WHAT IS ASKED → From the listing, collect all lines containing the word "selector".

Entries from a dataset
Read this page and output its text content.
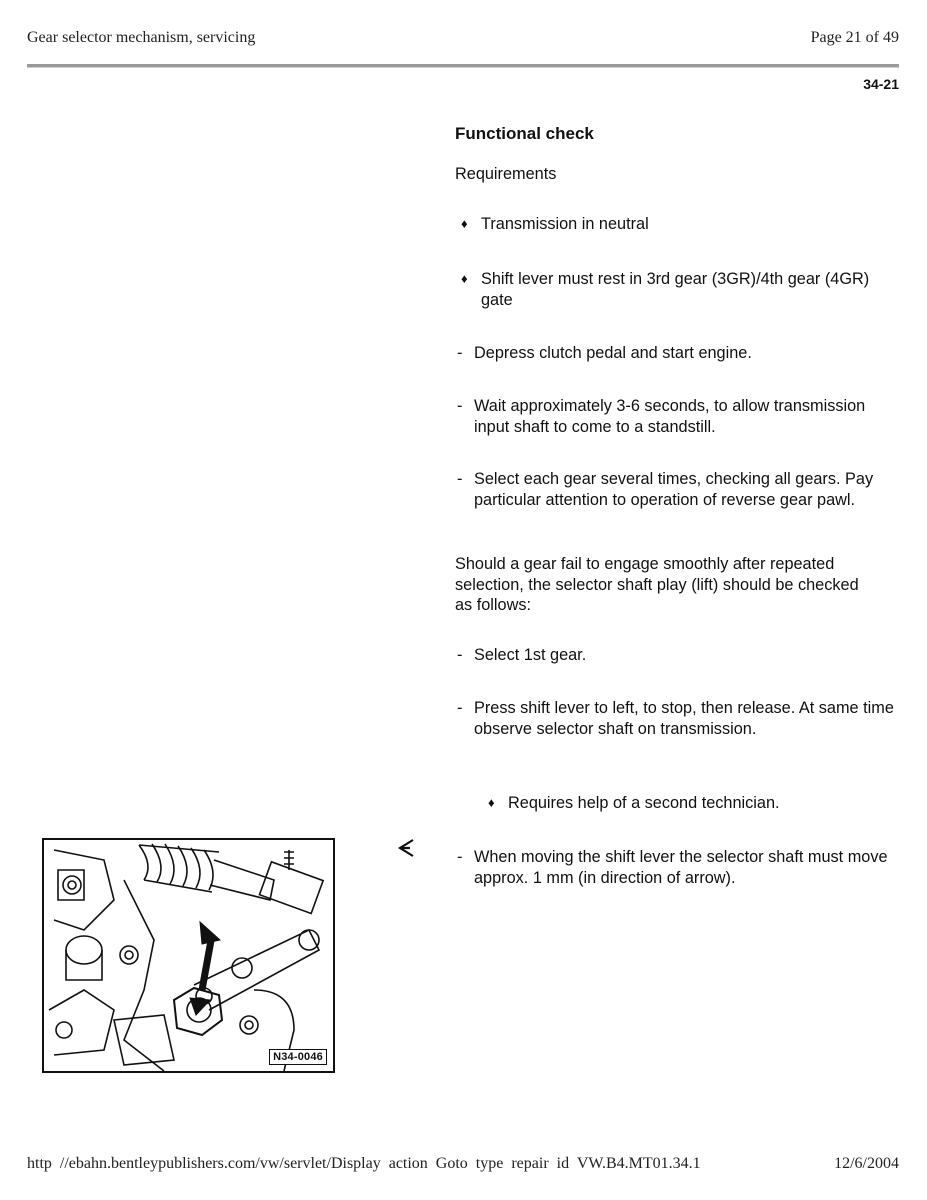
Gear selector mechanism, servicing	Page 21 of 49
34-21
Functional check
Requirements
♦ Transmission in neutral
♦ Shift lever must rest in 3rd gear (3GR)/4th gear (4GR) gate
- Depress clutch pedal and start engine.
- Wait approximately 3-6 seconds, to allow transmission input shaft to come to a standstill.
- Select each gear several times, checking all gears. Pay particular attention to operation of reverse gear pawl.
Should a gear fail to engage smoothly after repeated selection, the selector shaft play (lift) should be checked as follows:
- Select 1st gear.
- Press shift lever to left, to stop, then release. At same time observe selector shaft on transmission.
♦ Requires help of a second technician.
- When moving the shift lever the selector shaft must move approx. 1 mm (in direction of arrow).
N34-0046
http //ebahn.bentleypublishers.com/vw/servlet/Display action Goto type repair id VW.B4.MT01.34.1	12/6/2004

REPLY TO THE EXERCISE →
Gear selector mechanism, servicing	Page 21 of 49
Should a gear fail to engage smoothly after repeated selection, the selector shaft play (lift) should be checked as follows:
- Press shift lever to left, to stop, then release. At same time observe selector shaft on transmission.
- When moving the shift lever the selector shaft must move approx. 1 mm (in direction of arrow).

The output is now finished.